- Instruction -
Every entry here needs to be repeated exactly.
--------------------
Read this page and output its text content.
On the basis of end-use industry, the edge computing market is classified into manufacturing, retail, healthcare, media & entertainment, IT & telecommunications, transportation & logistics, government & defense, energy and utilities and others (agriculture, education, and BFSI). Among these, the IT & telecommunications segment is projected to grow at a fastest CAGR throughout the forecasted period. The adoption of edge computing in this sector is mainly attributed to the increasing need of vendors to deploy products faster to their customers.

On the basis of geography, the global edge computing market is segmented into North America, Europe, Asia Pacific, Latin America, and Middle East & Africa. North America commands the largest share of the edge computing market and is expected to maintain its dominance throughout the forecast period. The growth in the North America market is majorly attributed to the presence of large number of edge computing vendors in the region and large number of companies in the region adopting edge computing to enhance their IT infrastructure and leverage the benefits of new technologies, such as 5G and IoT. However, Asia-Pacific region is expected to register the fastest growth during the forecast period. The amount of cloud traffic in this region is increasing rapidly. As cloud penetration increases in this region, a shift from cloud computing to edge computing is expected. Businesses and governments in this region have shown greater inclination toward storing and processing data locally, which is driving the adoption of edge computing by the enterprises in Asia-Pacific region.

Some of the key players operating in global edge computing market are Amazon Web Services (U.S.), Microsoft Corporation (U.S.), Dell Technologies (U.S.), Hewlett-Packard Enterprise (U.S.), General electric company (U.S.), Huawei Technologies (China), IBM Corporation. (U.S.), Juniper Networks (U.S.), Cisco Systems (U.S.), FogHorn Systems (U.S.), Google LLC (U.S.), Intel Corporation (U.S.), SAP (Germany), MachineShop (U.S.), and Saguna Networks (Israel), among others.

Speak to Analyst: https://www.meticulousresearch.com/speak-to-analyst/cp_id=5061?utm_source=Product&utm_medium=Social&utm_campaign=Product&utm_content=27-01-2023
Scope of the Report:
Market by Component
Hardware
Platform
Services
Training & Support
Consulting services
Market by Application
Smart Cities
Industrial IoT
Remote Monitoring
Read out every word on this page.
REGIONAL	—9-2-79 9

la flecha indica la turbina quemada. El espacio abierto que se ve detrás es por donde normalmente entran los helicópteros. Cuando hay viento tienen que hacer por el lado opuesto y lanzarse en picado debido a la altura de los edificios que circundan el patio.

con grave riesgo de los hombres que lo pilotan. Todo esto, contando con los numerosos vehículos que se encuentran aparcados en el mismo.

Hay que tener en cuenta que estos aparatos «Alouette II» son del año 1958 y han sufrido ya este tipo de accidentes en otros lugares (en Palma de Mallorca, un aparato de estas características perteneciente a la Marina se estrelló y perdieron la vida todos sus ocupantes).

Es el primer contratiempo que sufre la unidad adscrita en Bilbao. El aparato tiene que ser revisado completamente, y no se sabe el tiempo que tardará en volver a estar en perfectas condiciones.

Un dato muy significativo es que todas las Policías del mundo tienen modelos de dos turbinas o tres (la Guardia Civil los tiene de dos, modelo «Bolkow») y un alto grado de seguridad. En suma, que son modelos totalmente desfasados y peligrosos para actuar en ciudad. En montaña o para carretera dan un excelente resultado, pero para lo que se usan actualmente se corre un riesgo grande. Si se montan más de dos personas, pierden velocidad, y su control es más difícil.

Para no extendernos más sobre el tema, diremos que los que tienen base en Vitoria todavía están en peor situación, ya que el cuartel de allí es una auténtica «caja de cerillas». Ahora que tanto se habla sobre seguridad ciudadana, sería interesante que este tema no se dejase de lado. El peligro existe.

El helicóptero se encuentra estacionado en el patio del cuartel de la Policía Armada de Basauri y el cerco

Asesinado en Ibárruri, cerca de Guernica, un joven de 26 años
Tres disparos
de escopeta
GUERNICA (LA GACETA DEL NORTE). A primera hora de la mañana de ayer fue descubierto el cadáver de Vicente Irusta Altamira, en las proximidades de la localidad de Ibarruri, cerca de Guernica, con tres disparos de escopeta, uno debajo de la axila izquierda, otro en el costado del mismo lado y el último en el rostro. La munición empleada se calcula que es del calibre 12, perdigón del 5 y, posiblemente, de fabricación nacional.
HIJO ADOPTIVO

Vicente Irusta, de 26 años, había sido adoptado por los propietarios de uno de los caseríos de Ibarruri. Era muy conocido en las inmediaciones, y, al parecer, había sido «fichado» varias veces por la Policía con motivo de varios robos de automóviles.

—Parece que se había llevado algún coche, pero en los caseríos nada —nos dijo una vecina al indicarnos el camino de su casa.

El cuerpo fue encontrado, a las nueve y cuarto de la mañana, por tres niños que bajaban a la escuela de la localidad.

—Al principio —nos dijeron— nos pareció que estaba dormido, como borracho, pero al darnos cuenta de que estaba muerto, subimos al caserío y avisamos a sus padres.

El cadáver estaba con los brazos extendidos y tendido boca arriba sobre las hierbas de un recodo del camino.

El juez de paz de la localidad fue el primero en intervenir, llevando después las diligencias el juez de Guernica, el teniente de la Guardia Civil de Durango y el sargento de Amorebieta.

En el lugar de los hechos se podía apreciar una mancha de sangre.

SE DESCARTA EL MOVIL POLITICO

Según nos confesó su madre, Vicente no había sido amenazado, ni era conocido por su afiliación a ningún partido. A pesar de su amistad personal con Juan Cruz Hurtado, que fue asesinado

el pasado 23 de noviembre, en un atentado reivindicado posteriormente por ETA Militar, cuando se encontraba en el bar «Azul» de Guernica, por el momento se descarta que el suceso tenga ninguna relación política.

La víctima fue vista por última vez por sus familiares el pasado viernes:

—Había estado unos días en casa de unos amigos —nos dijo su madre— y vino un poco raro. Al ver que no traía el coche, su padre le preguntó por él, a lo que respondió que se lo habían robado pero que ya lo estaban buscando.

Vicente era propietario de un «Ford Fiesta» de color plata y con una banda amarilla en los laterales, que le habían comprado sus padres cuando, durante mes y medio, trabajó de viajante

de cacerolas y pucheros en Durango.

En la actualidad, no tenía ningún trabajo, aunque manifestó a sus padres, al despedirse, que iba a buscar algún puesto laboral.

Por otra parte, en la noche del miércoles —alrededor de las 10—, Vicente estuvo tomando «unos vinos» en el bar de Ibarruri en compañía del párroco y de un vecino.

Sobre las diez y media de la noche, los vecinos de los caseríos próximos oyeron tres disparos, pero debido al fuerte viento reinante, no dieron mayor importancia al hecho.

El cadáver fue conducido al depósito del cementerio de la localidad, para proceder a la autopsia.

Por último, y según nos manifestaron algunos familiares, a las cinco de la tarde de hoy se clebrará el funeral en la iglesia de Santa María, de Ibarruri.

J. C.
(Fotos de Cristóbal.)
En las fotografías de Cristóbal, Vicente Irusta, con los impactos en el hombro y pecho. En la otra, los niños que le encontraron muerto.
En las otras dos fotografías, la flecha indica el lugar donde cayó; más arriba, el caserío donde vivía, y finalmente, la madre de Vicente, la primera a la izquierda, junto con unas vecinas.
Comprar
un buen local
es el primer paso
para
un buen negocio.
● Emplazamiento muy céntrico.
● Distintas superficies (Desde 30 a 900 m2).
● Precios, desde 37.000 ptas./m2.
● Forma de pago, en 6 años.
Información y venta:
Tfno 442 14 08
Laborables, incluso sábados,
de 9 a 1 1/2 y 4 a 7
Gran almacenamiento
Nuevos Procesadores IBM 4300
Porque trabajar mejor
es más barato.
--------------------
- Solution to this problem -
Read this page and output its text content.
On the basis of end-use industry, the edge computing market is classified into manufacturing, retail, healthcare, media & entertainment, IT & telecommunications, transportation & logistics, government & defense, energy and utilities and others (agriculture, education, and BFSI). Among these, the IT & telecommunications segment is projected to grow at a fastest CAGR throughout the forecasted period. The adoption of edge computing in this sector is mainly attributed to the increasing need of vendors to deploy products faster to their customers.

On the basis of geography, the global edge computing market is segmented into North America, Europe, Asia Pacific, Latin America, and Middle East & Africa. North America commands the largest share of the edge computing market and is expected to maintain its dominance throughout the forecast period. The growth in the North America market is majorly attributed to the presence of large number of edge computing vendors in the region and large number of companies in the region adopting edge computing to enhance their IT infrastructure and leverage the benefits of new technologies, such as 5G and IoT. However, Asia-Pacific region is expected to register the fastest growth during the forecast period. The amount of cloud traffic in this region is increasing rapidly. As cloud penetration increases in this region, a shift from cloud computing to edge computing is expected. Businesses and governments in this region have shown greater inclination toward storing and processing data locally, which is driving the adoption of edge computing by the enterprises in Asia-Pacific region.

Some of the key players operating in global edge computing market are Amazon Web Services (U.S.), Microsoft Corporation (U.S.), Dell Technologies (U.S.), Hewlett-Packard Enterprise (U.S.), General electric company (U.S.), Huawei Technologies (China), IBM Corporation. (U.S.), Juniper Networks (U.S.), Cisco Systems (U.S.), FogHorn Systems (U.S.), Google LLC (U.S.), Intel Corporation (U.S.), SAP (Germany), MachineShop (U.S.), and Saguna Networks (Israel), among others.

Speak to Analyst: https://www.meticulousresearch.com/speak-to-analyst/cp_id=5061?utm_source=Product&utm_medium=Social&utm_campaign=Product&utm_content=27-01-2023
Scope of the Report:
Market by Component
Hardware
Platform
Services
Training & Support
Consulting services
Market by Application
Smart Cities
Industrial IoT
Remote Monitoring
Read out every word on this page.
REGIONAL	—9-2-79 9

la flecha indica la turbina quemada. El espacio abierto que se ve detrás es por donde normalmente entran los helicópteros. Cuando hay viento tienen que hacer por el lado opuesto y lanzarse en picado debido a la altura de los edificios que circundan el patio.

con grave riesgo de los hombres que lo pilotan. Todo esto, contando con los numerosos vehículos que se encuentran aparcados en el mismo.

Hay que tener en cuenta que estos aparatos «Alouette II» son del año 1958 y han sufrido ya este tipo de accidentes en otros lugares (en Palma de Mallorca, un aparato de estas características perteneciente a la Marina se estrelló y perdieron la vida todos sus ocupantes).

Es el primer contratiempo que sufre la unidad adscrita en Bilbao. El aparato tiene que ser revisado completamente, y no se sabe el tiempo que tardará en volver a estar en perfectas condiciones.

Un dato muy significativo es que todas las Policías del mundo tienen modelos de dos turbinas o tres (la Guardia Civil los tiene de dos, modelo «Bolkow») y un alto grado de seguridad. En suma, que son modelos totalmente desfasados y peligrosos para actuar en ciudad. En montaña o para carretera dan un excelente resultado, pero para lo que se usan actualmente se corre un riesgo grande. Si se montan más de dos personas, pierden velocidad, y su control es más difícil.

Para no extendernos más sobre el tema, diremos que los que tienen base en Vitoria todavía están en peor situación, ya que el cuartel de allí es una auténtica «caja de cerillas». Ahora que tanto se habla sobre seguridad ciudadana, sería interesante que este tema no se dejase de lado. El peligro existe.

El helicóptero se encuentra estacionado en el patio del cuartel de la Policía Armada de Basauri y el cerco

Asesinado en Ibárruri, cerca de Guernica, un joven de 26 años
Tres disparos
de escopeta
GUERNICA (LA GACETA DEL NORTE). A primera hora de la mañana de ayer fue descubierto el cadáver de Vicente Irusta Altamira, en las proximidades de la localidad de Ibarruri, cerca de Guernica, con tres disparos de escopeta, uno debajo de la axila izquierda, otro en el costado del mismo lado y el último en el rostro. La munición empleada se calcula que es del calibre 12, perdigón del 5 y, posiblemente, de fabricación nacional.
HIJO ADOPTIVO

Vicente Irusta, de 26 años, había sido adoptado por los propietarios de uno de los caseríos de Ibarruri. Era muy conocido en las inmediaciones, y, al parecer, había sido «fichado» varias veces por la Policía con motivo de varios robos de automóviles.

—Parece que se había llevado algún coche, pero en los caseríos nada —nos dijo una vecina al indicarnos el camino de su casa.

El cuerpo fue encontrado, a las nueve y cuarto de la mañana, por tres niños que bajaban a la escuela de la localidad.

—Al principio —nos dijeron— nos pareció que estaba dormido, como borracho, pero al darnos cuenta de que estaba muerto, subimos al caserío y avisamos a sus padres.

El cadáver estaba con los brazos extendidos y tendido boca arriba sobre las hierbas de un recodo del camino.

El juez de paz de la localidad fue el primero en intervenir, llevando después las diligencias el juez de Guernica, el teniente de la Guardia Civil de Durango y el sargento de Amorebieta.

En el lugar de los hechos se podía apreciar una mancha de sangre.

SE DESCARTA EL MOVIL POLITICO

Según nos confesó su madre, Vicente no había sido amenazado, ni era conocido por su afiliación a ningún partido. A pesar de su amistad personal con Juan Cruz Hurtado, que fue asesinado

el pasado 23 de noviembre, en un atentado reivindicado posteriormente por ETA Militar, cuando se encontraba en el bar «Azul» de Guernica, por el momento se descarta que el suceso tenga ninguna relación política.

La víctima fue vista por última vez por sus familiares el pasado viernes:

—Había estado unos días en casa de unos amigos —nos dijo su madre— y vino un poco raro. Al ver que no traía el coche, su padre le preguntó por él, a lo que respondió que se lo habían robado pero que ya lo estaban buscando.

Vicente era propietario de un «Ford Fiesta» de color plata y con una banda amarilla en los laterales, que le habían comprado sus padres cuando, durante mes y medio, trabajó de viajante

de cacerolas y pucheros en Durango.

En la actualidad, no tenía ningún trabajo, aunque manifestó a sus padres, al despedirse, que iba a buscar algún puesto laboral.

Por otra parte, en la noche del miércoles —alrededor de las 10—, Vicente estuvo tomando «unos vinos» en el bar de Ibarruri en compañía del párroco y de un vecino.

Sobre las diez y media de la noche, los vecinos de los caseríos próximos oyeron tres disparos, pero debido al fuerte viento reinante, no dieron mayor importancia al hecho.

El cadáver fue conducido al depósito del cementerio de la localidad, para proceder a la autopsia.

Por último, y según nos manifestaron algunos familiares, a las cinco de la tarde de hoy se clebrará el funeral en la iglesia de Santa María, de Ibarruri.

J. C.
(Fotos de Cristóbal.)
En las fotografías de Cristóbal, Vicente Irusta, con los impactos en el hombro y pecho. En la otra, los niños que le encontraron muerto.
En las otras dos fotografías, la flecha indica el lugar donde cayó; más arriba, el caserío donde vivía, y finalmente, la madre de Vicente, la primera a la izquierda, junto con unas vecinas.
Comprar
un buen local
es el primer paso
para
un buen negocio.
● Emplazamiento muy céntrico.
● Distintas superficies (Desde 30 a 900 m2).
● Precios, desde 37.000 ptas./m2.
● Forma de pago, en 6 años.
Información y venta:
Tfno 442 14 08
Laborables, incluso sábados,
de 9 a 1 1/2 y 4 a 7
Gran almacenamiento
Nuevos Procesadores IBM 4300
Porque trabajar mejor
es más barato.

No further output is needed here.